**Selected text:**
The lemma 2, 3, 4 and the corollary 3.1 and 3.2 are clear and easy to understand. They are the basic logic and the foundation of the whole proof.
The whole proof has two key points. One is the lemma 5. It seems that only lemma 5 is enough to prove the algorithm. But the lemma 5 holds only for broad cycles with two or more breaks. The other is the corollary 3.2. It means that the good cut and inserts (step by step) on two breaks broad cycles of useful main segments have single direction (i.e., the main segments of two breaks broad cycles cannot repeat). It and the lemma 5 guarantee that we always can get at least one final two breaks good broad cycle. For the whole proof, the most important key point is the corollary 3.2, because for the two big stages of our algorithm, the goal of the first big stage is easy to get in any way.
As I detailed in private email, Peter and I came to similar recommendations; although Peter understood more of what you were doing than I did!
Even if experts in graph theory would understand what you are doing, make the effort of precisely defining and explaining the labels you are using for objects and procedures, as Peter lists.

**Record set:**
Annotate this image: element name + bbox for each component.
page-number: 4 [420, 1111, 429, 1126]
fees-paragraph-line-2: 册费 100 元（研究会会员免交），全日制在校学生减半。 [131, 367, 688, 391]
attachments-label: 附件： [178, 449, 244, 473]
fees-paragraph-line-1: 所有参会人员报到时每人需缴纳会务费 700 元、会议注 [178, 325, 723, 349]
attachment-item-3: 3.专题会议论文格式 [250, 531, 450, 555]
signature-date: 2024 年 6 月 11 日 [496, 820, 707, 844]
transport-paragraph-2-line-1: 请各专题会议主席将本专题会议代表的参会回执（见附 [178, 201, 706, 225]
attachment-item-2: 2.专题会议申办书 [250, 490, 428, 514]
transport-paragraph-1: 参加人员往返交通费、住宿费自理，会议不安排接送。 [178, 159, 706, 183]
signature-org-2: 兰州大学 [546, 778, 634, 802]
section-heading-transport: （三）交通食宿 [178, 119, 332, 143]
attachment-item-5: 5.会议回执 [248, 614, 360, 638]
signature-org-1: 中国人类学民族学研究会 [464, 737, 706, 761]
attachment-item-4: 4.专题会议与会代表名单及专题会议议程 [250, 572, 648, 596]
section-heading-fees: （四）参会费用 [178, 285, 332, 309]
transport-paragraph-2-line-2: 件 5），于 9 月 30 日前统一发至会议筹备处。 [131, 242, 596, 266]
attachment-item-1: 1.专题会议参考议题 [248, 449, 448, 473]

**Problems and tasks:**
1: In the proof commentary, what is the most important key point of the whole proof?
2: Quote the stretch of the proof commentary from "The whole proof has" through "than I did!".
3: Carry the proof commentary on past its last sentence.

**Answers below:**
1: Corollary 3.2 is the most important key point.

2:
The whole proof has two key points. One is the lemma 5. It seems that only lemma 5 is enough to prove the algorithm. But the lemma 5 holds only for broad cycles with two or more breaks. The other is the corollary 3.2. It means that the good cut and inserts (step by step) on two breaks broad cycles of useful main segments have single direction (i.e., the main segments of two breaks broad cycles cannot repeat). It and the lemma 5 guarantee that we always can get at least one final two breaks good broad cycle. For the whole proof, the most important key point is the corollary 3.2, because for the two big stages of our algorithm, the goal of the first big stage is easy to get in any way.
As I detailed in private email, Peter and I came to similar recommendations; although Peter understood more of what you were doing than I did!

3:
First, understand that an actual breakthrough proof can run as many pages as it takes, it will get published if it passes peer review. Second, there is peer review: Smart reviewers will recognize that you are including some definitions just to be thorough, and will appreciate being able to verify you are using precisely the same definition as they are, but then the reviewers will likely suggest deleting the definitions or explanations that comply with standard usage. You include them, even if they are destined to be deleted, to reassure the reviewers that what you mean by a "useful cut" is precisely the same as what they mean by a "useful cut".
In this way, the reviewers ensure that when readers of the published paper encounter the phrase "useful cut" they will be correct in assuming it means what they have been taught it means, and what it means in every other paper where the phrase is encountered.
That said, keep such definitions short, if possible in footnotes or (even better) in references to textbooks; along the lines of "A 'useful cut' is a term of art in graph theory we use in its standard sense; namely a division of a subset of nodes such that ...".
Dear Professor Peter T Breuer and professor Anthony Castaldo:
Thank you for your answers.
all th terms I have defined.
"a useful cut and insert" is a whole concept.
I need help by careful reading and thinking, and then understanding, not by assumption. I really think logically my paper can be understood.
the next is the newest version of my paper: (I attach it here: dlproblem80.pdf.)
Lizhi Du
Dear Professor Peter T Breuer:
Your answer is helpful to me. Thanks a lot.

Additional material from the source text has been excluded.